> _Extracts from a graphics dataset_

:::

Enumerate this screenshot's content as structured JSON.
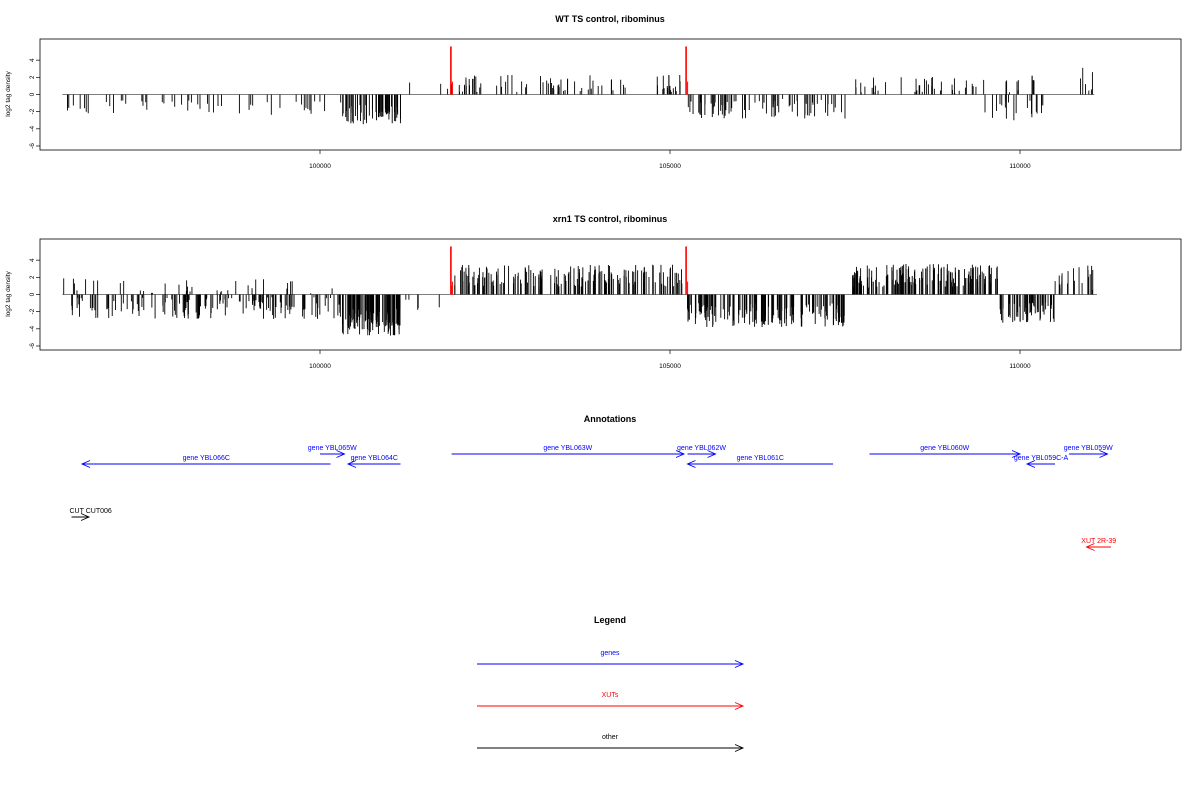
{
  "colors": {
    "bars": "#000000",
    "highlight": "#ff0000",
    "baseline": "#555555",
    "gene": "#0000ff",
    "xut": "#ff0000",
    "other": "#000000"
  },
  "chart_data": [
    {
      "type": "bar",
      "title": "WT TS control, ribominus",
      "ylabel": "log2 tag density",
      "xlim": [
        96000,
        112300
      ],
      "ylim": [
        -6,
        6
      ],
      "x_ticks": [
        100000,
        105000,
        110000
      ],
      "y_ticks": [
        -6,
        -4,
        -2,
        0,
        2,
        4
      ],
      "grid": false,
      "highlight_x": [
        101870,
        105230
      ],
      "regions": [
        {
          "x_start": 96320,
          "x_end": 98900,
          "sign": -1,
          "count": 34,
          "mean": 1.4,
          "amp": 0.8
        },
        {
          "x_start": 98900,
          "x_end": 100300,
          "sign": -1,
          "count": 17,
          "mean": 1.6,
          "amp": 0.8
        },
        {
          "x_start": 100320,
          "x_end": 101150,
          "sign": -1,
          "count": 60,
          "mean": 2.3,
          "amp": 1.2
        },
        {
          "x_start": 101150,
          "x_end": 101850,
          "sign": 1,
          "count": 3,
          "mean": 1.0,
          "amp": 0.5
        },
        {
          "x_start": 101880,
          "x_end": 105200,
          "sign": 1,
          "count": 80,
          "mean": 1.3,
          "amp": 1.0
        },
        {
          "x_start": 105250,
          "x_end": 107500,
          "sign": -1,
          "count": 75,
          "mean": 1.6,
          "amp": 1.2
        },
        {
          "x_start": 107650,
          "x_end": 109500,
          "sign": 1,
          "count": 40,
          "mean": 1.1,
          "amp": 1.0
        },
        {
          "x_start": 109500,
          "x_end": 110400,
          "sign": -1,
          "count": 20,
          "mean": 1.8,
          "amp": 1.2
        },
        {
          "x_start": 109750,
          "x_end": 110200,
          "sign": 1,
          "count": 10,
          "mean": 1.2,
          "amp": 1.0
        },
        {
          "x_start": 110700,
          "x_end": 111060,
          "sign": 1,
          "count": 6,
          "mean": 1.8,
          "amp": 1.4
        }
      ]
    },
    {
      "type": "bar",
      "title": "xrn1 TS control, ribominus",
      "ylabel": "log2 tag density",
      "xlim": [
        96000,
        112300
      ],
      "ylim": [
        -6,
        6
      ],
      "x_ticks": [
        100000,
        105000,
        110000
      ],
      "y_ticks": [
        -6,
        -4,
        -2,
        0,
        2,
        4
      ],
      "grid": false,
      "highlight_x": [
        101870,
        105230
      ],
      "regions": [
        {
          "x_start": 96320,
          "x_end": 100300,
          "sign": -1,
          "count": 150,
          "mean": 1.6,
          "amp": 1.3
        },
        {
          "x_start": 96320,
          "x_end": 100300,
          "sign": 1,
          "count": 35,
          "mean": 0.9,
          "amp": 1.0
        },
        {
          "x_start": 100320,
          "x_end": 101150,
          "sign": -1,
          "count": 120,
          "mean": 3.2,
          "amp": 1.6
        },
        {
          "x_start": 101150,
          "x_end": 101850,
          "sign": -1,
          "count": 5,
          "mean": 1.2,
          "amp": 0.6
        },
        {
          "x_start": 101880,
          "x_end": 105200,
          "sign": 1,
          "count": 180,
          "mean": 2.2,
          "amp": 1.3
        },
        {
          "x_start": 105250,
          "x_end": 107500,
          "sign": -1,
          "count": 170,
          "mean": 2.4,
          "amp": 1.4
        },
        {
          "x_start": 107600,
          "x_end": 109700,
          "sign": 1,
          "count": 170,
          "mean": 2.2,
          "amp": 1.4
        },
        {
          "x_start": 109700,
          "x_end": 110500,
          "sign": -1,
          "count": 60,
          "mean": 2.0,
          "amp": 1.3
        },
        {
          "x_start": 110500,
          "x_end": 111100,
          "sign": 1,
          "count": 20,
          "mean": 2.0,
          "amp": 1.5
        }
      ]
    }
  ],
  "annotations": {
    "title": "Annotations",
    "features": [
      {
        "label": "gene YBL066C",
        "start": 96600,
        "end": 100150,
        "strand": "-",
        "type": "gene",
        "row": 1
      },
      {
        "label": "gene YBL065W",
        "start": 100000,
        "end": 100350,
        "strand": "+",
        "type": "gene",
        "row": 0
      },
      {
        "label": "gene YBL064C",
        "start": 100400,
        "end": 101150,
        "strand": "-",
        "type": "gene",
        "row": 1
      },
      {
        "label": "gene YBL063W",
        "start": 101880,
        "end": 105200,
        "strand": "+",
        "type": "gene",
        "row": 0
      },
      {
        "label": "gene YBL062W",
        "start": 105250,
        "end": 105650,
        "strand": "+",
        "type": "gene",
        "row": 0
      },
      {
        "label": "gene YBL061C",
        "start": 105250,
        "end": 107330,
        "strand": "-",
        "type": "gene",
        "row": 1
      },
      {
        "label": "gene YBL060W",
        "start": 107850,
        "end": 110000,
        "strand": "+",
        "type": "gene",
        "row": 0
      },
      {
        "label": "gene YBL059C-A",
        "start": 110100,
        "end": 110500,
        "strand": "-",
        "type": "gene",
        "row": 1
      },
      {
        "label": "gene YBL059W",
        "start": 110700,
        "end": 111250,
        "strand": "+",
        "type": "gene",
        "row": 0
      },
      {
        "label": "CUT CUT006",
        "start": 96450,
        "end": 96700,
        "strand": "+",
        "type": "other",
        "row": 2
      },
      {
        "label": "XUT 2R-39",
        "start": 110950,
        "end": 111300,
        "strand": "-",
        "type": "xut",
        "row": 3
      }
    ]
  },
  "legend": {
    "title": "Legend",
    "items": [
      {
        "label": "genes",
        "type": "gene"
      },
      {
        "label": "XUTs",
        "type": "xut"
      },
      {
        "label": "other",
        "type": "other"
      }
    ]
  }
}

:::

> _What you need to do_
Your answer must be an exact copy of the data above, minus its pictures.

> _Answer space_
Enumerate this screenshot's content as structured JSON.
{
  "colors": {
    "bars": "#000000",
    "highlight": "#ff0000",
    "baseline": "#555555",
    "gene": "#0000ff",
    "xut": "#ff0000",
    "other": "#000000"
  },
  "chart_data": [
    {
      "type": "bar",
      "title": "WT TS control, ribominus",
      "ylabel": "log2 tag density",
      "xlim": [
        96000,
        112300
      ],
      "ylim": [
        -6,
        6
      ],
      "x_ticks": [
        100000,
        105000,
        110000
      ],
      "y_ticks": [
        -6,
        -4,
        -2,
        0,
        2,
        4
      ],
      "grid": false,
      "highlight_x": [
        101870,
        105230
      ],
      "regions": [
        {
          "x_start": 96320,
          "x_end": 98900,
          "sign": -1,
          "count": 34,
          "mean": 1.4,
          "amp": 0.8
        },
        {
          "x_start": 98900,
          "x_end": 100300,
          "sign": -1,
          "count": 17,
          "mean": 1.6,
          "amp": 0.8
        },
        {
          "x_start": 100320,
          "x_end": 101150,
          "sign": -1,
          "count": 60,
          "mean": 2.3,
          "amp": 1.2
        },
        {
          "x_start": 101150,
          "x_end": 101850,
          "sign": 1,
          "count": 3,
          "mean": 1.0,
          "amp": 0.5
        },
        {
          "x_start": 101880,
          "x_end": 105200,
          "sign": 1,
          "count": 80,
          "mean": 1.3,
          "amp": 1.0
        },
        {
          "x_start": 105250,
          "x_end": 107500,
          "sign": -1,
          "count": 75,
          "mean": 1.6,
          "amp": 1.2
        },
        {
          "x_start": 107650,
          "x_end": 109500,
          "sign": 1,
          "count": 40,
          "mean": 1.1,
          "amp": 1.0
        },
        {
          "x_start": 109500,
          "x_end": 110400,
          "sign": -1,
          "count": 20,
          "mean": 1.8,
          "amp": 1.2
        },
        {
          "x_start": 109750,
          "x_end": 110200,
          "sign": 1,
          "count": 10,
          "mean": 1.2,
          "amp": 1.0
        },
        {
          "x_start": 110700,
          "x_end": 111060,
          "sign": 1,
          "count": 6,
          "mean": 1.8,
          "amp": 1.4
        }
      ]
    },
    {
      "type": "bar",
      "title": "xrn1 TS control, ribominus",
      "ylabel": "log2 tag density",
      "xlim": [
        96000,
        112300
      ],
      "ylim": [
        -6,
        6
      ],
      "x_ticks": [
        100000,
        105000,
        110000
      ],
      "y_ticks": [
        -6,
        -4,
        -2,
        0,
        2,
        4
      ],
      "grid": false,
      "highlight_x": [
        101870,
        105230
      ],
      "regions": [
        {
          "x_start": 96320,
          "x_end": 100300,
          "sign": -1,
          "count": 150,
          "mean": 1.6,
          "amp": 1.3
        },
        {
          "x_start": 96320,
          "x_end": 100300,
          "sign": 1,
          "count": 35,
          "mean": 0.9,
          "amp": 1.0
        },
        {
          "x_start": 100320,
          "x_end": 101150,
          "sign": -1,
          "count": 120,
          "mean": 3.2,
          "amp": 1.6
        },
        {
          "x_start": 101150,
          "x_end": 101850,
          "sign": -1,
          "count": 5,
          "mean": 1.2,
          "amp": 0.6
        },
        {
          "x_start": 101880,
          "x_end": 105200,
          "sign": 1,
          "count": 180,
          "mean": 2.2,
          "amp": 1.3
        },
        {
          "x_start": 105250,
          "x_end": 107500,
          "sign": -1,
          "count": 170,
          "mean": 2.4,
          "amp": 1.4
        },
        {
          "x_start": 107600,
          "x_end": 109700,
          "sign": 1,
          "count": 170,
          "mean": 2.2,
          "amp": 1.4
        },
        {
          "x_start": 109700,
          "x_end": 110500,
          "sign": -1,
          "count": 60,
          "mean": 2.0,
          "amp": 1.3
        },
        {
          "x_start": 110500,
          "x_end": 111100,
          "sign": 1,
          "count": 20,
          "mean": 2.0,
          "amp": 1.5
        }
      ]
    }
  ],
  "annotations": {
    "title": "Annotations",
    "features": [
      {
        "label": "gene YBL066C",
        "start": 96600,
        "end": 100150,
        "strand": "-",
        "type": "gene",
        "row": 1
      },
      {
        "label": "gene YBL065W",
        "start": 100000,
        "end": 100350,
        "strand": "+",
        "type": "gene",
        "row": 0
      },
      {
        "label": "gene YBL064C",
        "start": 100400,
        "end": 101150,
        "strand": "-",
        "type": "gene",
        "row": 1
      },
      {
        "label": "gene YBL063W",
        "start": 101880,
        "end": 105200,
        "strand": "+",
        "type": "gene",
        "row": 0
      },
      {
        "label": "gene YBL062W",
        "start": 105250,
        "end": 105650,
        "strand": "+",
        "type": "gene",
        "row": 0
      },
      {
        "label": "gene YBL061C",
        "start": 105250,
        "end": 107330,
        "strand": "-",
        "type": "gene",
        "row": 1
      },
      {
        "label": "gene YBL060W",
        "start": 107850,
        "end": 110000,
        "strand": "+",
        "type": "gene",
        "row": 0
      },
      {
        "label": "gene YBL059C-A",
        "start": 110100,
        "end": 110500,
        "strand": "-",
        "type": "gene",
        "row": 1
      },
      {
        "label": "gene YBL059W",
        "start": 110700,
        "end": 111250,
        "strand": "+",
        "type": "gene",
        "row": 0
      },
      {
        "label": "CUT CUT006",
        "start": 96450,
        "end": 96700,
        "strand": "+",
        "type": "other",
        "row": 2
      },
      {
        "label": "XUT 2R-39",
        "start": 110950,
        "end": 111300,
        "strand": "-",
        "type": "xut",
        "row": 3
      }
    ]
  },
  "legend": {
    "title": "Legend",
    "items": [
      {
        "label": "genes",
        "type": "gene"
      },
      {
        "label": "XUTs",
        "type": "xut"
      },
      {
        "label": "other",
        "type": "other"
      }
    ]
  }
}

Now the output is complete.